Description of the task: Records follow. Select each line holding "with".

Source material:

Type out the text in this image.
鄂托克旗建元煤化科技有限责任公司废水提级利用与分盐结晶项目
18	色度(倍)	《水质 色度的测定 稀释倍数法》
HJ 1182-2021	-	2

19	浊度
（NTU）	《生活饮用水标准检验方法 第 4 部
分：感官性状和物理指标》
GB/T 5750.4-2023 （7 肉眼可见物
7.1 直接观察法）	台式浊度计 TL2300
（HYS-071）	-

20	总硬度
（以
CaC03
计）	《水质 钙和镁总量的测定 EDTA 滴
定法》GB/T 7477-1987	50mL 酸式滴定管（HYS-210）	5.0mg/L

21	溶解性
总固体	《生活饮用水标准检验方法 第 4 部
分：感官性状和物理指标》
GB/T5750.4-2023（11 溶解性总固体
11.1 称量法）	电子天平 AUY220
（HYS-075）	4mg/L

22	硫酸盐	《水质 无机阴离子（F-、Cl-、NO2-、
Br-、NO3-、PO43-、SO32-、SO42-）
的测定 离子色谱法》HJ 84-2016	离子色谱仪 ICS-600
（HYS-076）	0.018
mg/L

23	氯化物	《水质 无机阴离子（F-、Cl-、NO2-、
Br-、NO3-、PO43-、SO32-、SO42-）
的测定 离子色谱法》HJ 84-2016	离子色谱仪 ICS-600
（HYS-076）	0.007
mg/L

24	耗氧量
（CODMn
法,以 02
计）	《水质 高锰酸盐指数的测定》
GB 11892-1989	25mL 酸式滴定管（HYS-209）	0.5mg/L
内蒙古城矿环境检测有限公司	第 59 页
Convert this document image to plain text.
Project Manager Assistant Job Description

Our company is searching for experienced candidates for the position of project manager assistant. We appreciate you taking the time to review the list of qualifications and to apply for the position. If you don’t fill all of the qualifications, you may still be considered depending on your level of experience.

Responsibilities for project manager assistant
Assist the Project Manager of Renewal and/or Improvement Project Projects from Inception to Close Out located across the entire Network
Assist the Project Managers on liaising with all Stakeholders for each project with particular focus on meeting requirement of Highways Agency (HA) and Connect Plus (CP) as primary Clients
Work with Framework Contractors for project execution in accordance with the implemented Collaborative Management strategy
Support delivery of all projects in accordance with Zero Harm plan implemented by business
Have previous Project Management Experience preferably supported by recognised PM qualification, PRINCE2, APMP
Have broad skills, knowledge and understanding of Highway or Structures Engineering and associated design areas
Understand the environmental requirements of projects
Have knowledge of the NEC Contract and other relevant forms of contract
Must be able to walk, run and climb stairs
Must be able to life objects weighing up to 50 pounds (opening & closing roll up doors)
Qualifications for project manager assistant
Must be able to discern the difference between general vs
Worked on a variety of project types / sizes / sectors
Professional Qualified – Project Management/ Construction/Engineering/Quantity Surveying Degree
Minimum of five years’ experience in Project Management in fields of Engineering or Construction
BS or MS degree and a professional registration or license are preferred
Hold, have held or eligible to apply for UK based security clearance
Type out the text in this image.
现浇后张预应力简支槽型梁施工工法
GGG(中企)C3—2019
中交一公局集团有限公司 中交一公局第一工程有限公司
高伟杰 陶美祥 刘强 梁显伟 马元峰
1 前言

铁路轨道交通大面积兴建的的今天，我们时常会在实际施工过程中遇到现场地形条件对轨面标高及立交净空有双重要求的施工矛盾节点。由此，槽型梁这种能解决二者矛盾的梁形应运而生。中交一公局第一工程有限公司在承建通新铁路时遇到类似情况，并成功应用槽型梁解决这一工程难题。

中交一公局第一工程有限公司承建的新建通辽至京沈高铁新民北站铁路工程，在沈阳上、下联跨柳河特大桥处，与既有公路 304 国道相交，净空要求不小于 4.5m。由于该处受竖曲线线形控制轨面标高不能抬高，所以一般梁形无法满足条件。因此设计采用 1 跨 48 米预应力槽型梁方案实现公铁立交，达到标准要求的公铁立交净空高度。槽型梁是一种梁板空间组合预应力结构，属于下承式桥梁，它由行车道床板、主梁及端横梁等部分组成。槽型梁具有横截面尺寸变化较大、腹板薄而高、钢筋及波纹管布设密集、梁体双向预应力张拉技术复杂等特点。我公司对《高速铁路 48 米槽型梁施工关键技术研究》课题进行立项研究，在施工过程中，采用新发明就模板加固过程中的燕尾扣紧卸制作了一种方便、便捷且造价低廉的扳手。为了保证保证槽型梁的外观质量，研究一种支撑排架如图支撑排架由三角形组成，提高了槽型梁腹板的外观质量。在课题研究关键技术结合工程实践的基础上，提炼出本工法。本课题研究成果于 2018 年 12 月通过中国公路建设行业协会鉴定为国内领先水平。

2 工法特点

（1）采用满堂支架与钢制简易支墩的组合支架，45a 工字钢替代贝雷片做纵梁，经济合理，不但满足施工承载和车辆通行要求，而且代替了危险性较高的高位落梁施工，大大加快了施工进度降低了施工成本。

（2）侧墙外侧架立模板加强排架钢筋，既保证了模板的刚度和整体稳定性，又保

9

Answer for this exercise:
Assist the Project Managers on liaising with all Stakeholders for each project with particular focus on meeting requirement of Highways Agency (HA) and Connect Plus (CP) as primary Clients
Work with Framework Contractors for project execution in accordance with the implemented Collaborative Management strategy
Support delivery of all projects in accordance with Zero Harm plan implemented by business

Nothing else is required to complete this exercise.